_Set problem_:
Copy out every one of the records below word for word, keeping each line as it is.

** Start Information provided **

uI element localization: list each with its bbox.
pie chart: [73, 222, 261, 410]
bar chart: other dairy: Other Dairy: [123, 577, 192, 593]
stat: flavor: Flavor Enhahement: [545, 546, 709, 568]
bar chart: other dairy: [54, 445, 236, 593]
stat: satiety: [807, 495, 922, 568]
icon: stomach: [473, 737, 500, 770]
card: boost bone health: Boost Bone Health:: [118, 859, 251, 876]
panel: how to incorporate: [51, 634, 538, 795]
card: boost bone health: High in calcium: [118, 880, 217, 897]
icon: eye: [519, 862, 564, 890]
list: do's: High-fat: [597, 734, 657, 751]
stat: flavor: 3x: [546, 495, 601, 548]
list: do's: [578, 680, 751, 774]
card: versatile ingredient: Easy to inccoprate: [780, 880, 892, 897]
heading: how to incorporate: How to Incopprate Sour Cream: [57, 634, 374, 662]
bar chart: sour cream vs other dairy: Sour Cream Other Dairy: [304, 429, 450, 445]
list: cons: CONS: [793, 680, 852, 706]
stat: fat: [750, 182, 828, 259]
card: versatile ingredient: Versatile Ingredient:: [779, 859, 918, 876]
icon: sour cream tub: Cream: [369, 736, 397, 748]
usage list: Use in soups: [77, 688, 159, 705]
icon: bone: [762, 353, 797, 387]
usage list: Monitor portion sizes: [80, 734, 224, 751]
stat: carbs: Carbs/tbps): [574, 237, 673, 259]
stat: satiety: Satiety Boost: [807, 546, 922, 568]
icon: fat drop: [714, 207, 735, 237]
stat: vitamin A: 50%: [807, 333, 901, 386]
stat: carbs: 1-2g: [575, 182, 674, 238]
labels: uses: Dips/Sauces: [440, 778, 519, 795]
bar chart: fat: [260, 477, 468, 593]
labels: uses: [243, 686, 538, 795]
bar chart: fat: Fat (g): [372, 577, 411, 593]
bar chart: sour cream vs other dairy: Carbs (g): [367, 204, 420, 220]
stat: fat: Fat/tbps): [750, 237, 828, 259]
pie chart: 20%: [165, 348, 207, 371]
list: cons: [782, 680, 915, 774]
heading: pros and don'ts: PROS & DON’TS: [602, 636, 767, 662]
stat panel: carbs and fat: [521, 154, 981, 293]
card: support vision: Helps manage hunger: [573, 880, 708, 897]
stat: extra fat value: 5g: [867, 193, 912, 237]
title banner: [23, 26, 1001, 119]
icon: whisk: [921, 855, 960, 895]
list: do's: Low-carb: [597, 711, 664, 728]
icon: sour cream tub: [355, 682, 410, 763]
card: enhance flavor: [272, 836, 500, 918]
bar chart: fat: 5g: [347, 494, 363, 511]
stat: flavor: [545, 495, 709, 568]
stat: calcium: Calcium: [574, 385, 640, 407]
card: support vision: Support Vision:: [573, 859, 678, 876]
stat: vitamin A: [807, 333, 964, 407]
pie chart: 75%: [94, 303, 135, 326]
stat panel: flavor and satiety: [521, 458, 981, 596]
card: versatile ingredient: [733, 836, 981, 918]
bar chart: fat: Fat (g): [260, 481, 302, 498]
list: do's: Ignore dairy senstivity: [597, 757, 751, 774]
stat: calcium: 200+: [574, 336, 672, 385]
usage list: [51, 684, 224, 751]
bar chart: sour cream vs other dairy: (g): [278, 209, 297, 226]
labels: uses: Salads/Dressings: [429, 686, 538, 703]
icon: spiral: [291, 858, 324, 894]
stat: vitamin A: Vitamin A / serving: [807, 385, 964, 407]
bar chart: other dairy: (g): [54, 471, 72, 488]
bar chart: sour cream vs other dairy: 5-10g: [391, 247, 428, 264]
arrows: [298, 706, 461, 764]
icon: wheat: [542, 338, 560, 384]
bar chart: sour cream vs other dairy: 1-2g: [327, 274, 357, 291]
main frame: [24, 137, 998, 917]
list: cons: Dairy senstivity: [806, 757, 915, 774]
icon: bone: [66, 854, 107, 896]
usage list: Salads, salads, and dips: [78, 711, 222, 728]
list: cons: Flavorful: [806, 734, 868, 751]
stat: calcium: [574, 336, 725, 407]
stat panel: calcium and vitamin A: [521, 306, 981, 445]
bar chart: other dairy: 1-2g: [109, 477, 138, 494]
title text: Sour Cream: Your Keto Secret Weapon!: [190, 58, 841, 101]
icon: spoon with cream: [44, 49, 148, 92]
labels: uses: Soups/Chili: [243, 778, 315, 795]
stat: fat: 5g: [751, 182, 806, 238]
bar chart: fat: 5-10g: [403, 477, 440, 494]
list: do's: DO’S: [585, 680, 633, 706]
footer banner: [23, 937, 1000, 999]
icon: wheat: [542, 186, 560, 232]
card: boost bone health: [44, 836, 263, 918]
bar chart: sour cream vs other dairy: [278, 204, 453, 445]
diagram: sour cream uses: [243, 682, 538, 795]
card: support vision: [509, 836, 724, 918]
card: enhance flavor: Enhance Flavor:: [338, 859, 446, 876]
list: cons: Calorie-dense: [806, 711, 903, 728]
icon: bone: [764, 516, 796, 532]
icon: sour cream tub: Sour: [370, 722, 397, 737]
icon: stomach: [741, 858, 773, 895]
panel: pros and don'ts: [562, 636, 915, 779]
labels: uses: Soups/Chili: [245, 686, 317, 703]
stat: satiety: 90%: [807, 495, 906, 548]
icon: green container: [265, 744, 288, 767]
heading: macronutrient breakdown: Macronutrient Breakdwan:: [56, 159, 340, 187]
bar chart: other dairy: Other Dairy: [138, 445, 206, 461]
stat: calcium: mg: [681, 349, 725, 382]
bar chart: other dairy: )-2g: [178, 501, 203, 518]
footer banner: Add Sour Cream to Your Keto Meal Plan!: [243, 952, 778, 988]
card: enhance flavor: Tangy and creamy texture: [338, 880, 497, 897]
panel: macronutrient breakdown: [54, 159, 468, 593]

** End Information provided **

_The completed task_:
uI element localization: list each with its bbox.
pie chart: [73, 222, 261, 410]
bar chart: other dairy: Other Dairy: [123, 577, 192, 593]
stat: flavor: Flavor Enhahement: [545, 546, 709, 568]
bar chart: other dairy: [54, 445, 236, 593]
stat: satiety: [807, 495, 922, 568]
icon: stomach: [473, 737, 500, 770]
card: boost bone health: Boost Bone Health:: [118, 859, 251, 876]
panel: how to incorporate: [51, 634, 538, 795]
card: boost bone health: High in calcium: [118, 880, 217, 897]
icon: eye: [519, 862, 564, 890]
list: do's: High-fat: [597, 734, 657, 751]
stat: flavor: 3x: [546, 495, 601, 548]
list: do's: [578, 680, 751, 774]
card: versatile ingredient: Easy to inccoprate: [780, 880, 892, 897]
heading: how to incorporate: How to Incopprate Sour Cream: [57, 634, 374, 662]
bar chart: sour cream vs other dairy: Sour Cream Other Dairy: [304, 429, 450, 445]
list: cons: CONS: [793, 680, 852, 706]
stat: fat: [750, 182, 828, 259]
card: versatile ingredient: Versatile Ingredient:: [779, 859, 918, 876]
icon: sour cream tub: Cream: [369, 736, 397, 748]
usage list: Use in soups: [77, 688, 159, 705]
icon: bone: [762, 353, 797, 387]
usage list: Monitor portion sizes: [80, 734, 224, 751]
stat: carbs: Carbs/tbps): [574, 237, 673, 259]
stat: satiety: Satiety Boost: [807, 546, 922, 568]
icon: fat drop: [714, 207, 735, 237]
stat: vitamin A: 50%: [807, 333, 901, 386]
stat: carbs: 1-2g: [575, 182, 674, 238]
labels: uses: Dips/Sauces: [440, 778, 519, 795]
bar chart: fat: [260, 477, 468, 593]
labels: uses: [243, 686, 538, 795]
bar chart: fat: Fat (g): [372, 577, 411, 593]
bar chart: sour cream vs other dairy: Carbs (g): [367, 204, 420, 220]
stat: fat: Fat/tbps): [750, 237, 828, 259]
pie chart: 20%: [165, 348, 207, 371]
list: cons: [782, 680, 915, 774]
heading: pros and don'ts: PROS & DON’TS: [602, 636, 767, 662]
stat panel: carbs and fat: [521, 154, 981, 293]
card: support vision: Helps manage hunger: [573, 880, 708, 897]
stat: extra fat value: 5g: [867, 193, 912, 237]
title banner: [23, 26, 1001, 119]
icon: whisk: [921, 855, 960, 895]
list: do's: Low-carb: [597, 711, 664, 728]
icon: sour cream tub: [355, 682, 410, 763]
card: enhance flavor: [272, 836, 500, 918]
bar chart: fat: 5g: [347, 494, 363, 511]
stat: flavor: [545, 495, 709, 568]
stat: calcium: Calcium: [574, 385, 640, 407]
card: support vision: Support Vision:: [573, 859, 678, 876]
stat: vitamin A: [807, 333, 964, 407]
pie chart: 75%: [94, 303, 135, 326]
stat panel: flavor and satiety: [521, 458, 981, 596]
card: versatile ingredient: [733, 836, 981, 918]
bar chart: fat: Fat (g): [260, 481, 302, 498]
list: do's: Ignore dairy senstivity: [597, 757, 751, 774]
stat: calcium: 200+: [574, 336, 672, 385]
usage list: [51, 684, 224, 751]
bar chart: sour cream vs other dairy: (g): [278, 209, 297, 226]
labels: uses: Salads/Dressings: [429, 686, 538, 703]
icon: spiral: [291, 858, 324, 894]
stat: vitamin A: Vitamin A / serving: [807, 385, 964, 407]
bar chart: other dairy: (g): [54, 471, 72, 488]
bar chart: sour cream vs other dairy: 5-10g: [391, 247, 428, 264]
arrows: [298, 706, 461, 764]
icon: wheat: [542, 338, 560, 384]
bar chart: sour cream vs other dairy: 1-2g: [327, 274, 357, 291]
main frame: [24, 137, 998, 917]
list: cons: Dairy senstivity: [806, 757, 915, 774]
icon: bone: [66, 854, 107, 896]
usage list: Salads, salads, and dips: [78, 711, 222, 728]
list: cons: Flavorful: [806, 734, 868, 751]
stat: calcium: [574, 336, 725, 407]
stat panel: calcium and vitamin A: [521, 306, 981, 445]
bar chart: other dairy: 1-2g: [109, 477, 138, 494]
title text: Sour Cream: Your Keto Secret Weapon!: [190, 58, 841, 101]
icon: spoon with cream: [44, 49, 148, 92]
labels: uses: Soups/Chili: [243, 778, 315, 795]
stat: fat: 5g: [751, 182, 806, 238]
bar chart: fat: 5-10g: [403, 477, 440, 494]
list: do's: DO’S: [585, 680, 633, 706]
footer banner: [23, 937, 1000, 999]
icon: wheat: [542, 186, 560, 232]
card: boost bone health: [44, 836, 263, 918]
bar chart: sour cream vs other dairy: [278, 204, 453, 445]
diagram: sour cream uses: [243, 682, 538, 795]
card: support vision: [509, 836, 724, 918]
card: enhance flavor: Enhance Flavor:: [338, 859, 446, 876]
list: cons: Calorie-dense: [806, 711, 903, 728]
icon: bone: [764, 516, 796, 532]
icon: sour cream tub: Sour: [370, 722, 397, 737]
icon: stomach: [741, 858, 773, 895]
panel: pros and don'ts: [562, 636, 915, 779]
labels: uses: Soups/Chili: [245, 686, 317, 703]
stat: satiety: 90%: [807, 495, 906, 548]
icon: green container: [265, 744, 288, 767]
heading: macronutrient breakdown: Macronutrient Breakdwan:: [56, 159, 340, 187]
bar chart: other dairy: Other Dairy: [138, 445, 206, 461]
stat: calcium: mg: [681, 349, 725, 382]
bar chart: other dairy: )-2g: [178, 501, 203, 518]
footer banner: Add Sour Cream to Your Keto Meal Plan!: [243, 952, 778, 988]
card: enhance flavor: Tangy and creamy texture: [338, 880, 497, 897]
panel: macronutrient breakdown: [54, 159, 468, 593]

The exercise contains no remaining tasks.